___ Quoted passage

# Creep Cringle Manor 2011



## Creep Cringle (Jun 23, 2009)

Just up loaded what ever pics I had from last years haunt. Unfortunately I don't have many, the video we shot was unable to download and I was more concerned with completing the haunt than taking pictures. Then the snow we got threw everything for a loop. Enjoy and please feel free to comment. http://www.hauntforum.com/album.php?albumid=1180


----------



## RoxyBlue (Oct 6, 2008)

I like the shot of the blucky looking down the incomplete tunnel The pipe organ and the Man Behind the Mirror are really nice additions to the haunt.

You mom makes a lovely fortune teller.


----------



## Creep Cringle (Jun 23, 2009)

Thanx Roxy! The Tunnel was a big hit. We had creepy fabric hanging at different heights, cob webs, black lights, a flying ghost, laser lights, strobe lights, smoke and the air cannon for a final touch. It was a total attack on the senses. Oh almost forgot we had actors hiding in there for an extra scare or to help usher out those that were too terrified to make it through. 
The wolf in the mirror didn't get the attention it deserved, bad placement in the haunt. It's mirror film over plexi with a hidden box for the wolf, he's only visable when the light inside is lit, I have it rigged to turn on by remote but very few people were focused on it because of everything else that was in that hallway.


----------



## MapThePlanet (Nov 12, 2010)

Looks cool! Makes me want to expand a bit this year


----------



## Hairazor (Mar 13, 2012)

Very creepy indeed!


----------



## Troll Wizard (May 3, 2012)

Great pics, really like the pipe organ!


----------



## CreeepyCathy (Mar 28, 2009)

wow! fantastic job on everything! Especially love the fence.


----------



## Duchess (Feb 27, 2012)

Great pictures. Good job!

______
___ Entries supplied

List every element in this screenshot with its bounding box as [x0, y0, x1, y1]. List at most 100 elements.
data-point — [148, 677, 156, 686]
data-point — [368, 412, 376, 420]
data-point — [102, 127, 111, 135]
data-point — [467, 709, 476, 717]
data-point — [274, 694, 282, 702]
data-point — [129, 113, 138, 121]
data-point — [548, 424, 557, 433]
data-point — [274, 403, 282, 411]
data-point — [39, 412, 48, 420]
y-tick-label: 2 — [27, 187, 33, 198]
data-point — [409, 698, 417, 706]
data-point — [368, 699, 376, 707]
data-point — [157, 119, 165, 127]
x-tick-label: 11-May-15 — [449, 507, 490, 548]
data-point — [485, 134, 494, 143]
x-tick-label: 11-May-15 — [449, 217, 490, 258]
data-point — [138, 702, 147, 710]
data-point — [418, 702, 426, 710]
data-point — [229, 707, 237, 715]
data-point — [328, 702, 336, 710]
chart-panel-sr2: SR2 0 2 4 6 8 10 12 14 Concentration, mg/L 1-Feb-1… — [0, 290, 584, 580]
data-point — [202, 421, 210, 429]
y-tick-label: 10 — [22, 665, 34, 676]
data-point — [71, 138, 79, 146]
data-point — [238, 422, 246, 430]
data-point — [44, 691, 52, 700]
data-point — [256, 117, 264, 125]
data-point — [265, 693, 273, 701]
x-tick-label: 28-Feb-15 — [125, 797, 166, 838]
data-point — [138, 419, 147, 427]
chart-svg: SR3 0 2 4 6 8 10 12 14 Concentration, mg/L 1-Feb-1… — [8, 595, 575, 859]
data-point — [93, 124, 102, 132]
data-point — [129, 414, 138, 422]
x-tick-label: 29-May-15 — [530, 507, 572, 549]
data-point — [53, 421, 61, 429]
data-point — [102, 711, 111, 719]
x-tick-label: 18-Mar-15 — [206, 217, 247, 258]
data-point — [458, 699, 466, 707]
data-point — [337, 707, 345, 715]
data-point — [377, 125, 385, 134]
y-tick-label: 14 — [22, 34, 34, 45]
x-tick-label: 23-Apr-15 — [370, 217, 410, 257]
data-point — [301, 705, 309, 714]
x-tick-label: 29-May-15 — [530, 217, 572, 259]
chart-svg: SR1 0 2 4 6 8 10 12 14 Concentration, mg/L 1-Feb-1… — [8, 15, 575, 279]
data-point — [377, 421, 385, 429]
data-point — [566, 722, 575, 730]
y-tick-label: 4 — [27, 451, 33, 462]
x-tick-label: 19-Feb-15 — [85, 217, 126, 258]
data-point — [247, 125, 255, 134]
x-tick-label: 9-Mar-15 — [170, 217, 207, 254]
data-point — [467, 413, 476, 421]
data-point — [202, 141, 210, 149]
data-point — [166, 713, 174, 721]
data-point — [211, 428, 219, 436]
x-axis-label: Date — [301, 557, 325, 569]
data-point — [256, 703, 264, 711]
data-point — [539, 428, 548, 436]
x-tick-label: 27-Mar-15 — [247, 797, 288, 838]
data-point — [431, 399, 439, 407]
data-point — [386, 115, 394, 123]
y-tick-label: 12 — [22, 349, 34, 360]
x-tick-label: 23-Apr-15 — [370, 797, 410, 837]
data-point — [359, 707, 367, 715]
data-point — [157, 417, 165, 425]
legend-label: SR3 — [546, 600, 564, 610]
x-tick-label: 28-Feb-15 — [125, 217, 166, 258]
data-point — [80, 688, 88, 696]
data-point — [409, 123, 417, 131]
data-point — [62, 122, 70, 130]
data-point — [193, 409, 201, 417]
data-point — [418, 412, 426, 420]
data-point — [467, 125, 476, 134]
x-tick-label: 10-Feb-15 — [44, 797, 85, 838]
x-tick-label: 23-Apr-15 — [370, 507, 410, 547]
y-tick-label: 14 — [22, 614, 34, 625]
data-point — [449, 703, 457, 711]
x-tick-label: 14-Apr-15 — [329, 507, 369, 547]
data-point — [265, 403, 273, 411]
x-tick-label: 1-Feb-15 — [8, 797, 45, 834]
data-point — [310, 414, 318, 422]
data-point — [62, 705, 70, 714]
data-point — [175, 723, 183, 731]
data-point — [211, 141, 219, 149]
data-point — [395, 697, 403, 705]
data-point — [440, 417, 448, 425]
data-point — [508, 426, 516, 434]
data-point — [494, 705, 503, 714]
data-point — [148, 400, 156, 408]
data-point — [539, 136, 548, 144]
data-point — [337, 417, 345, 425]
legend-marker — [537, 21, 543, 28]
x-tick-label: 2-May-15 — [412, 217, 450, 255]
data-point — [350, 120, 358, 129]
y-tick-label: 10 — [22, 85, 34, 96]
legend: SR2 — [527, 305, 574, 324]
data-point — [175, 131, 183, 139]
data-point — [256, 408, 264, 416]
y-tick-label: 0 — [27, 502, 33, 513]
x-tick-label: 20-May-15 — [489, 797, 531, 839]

______

▶ _To do_
From the Creep Cringle Manor thread, repeat the passage starting at "## Troll Wizard" and ending at "love the fence.".

▶ _Complete answer_
## Troll Wizard (May 3, 2012)

Great pics, really like the pipe organ!


----------



## CreeepyCathy (Mar 28, 2009)

wow! fantastic job on everything! Especially love the fence.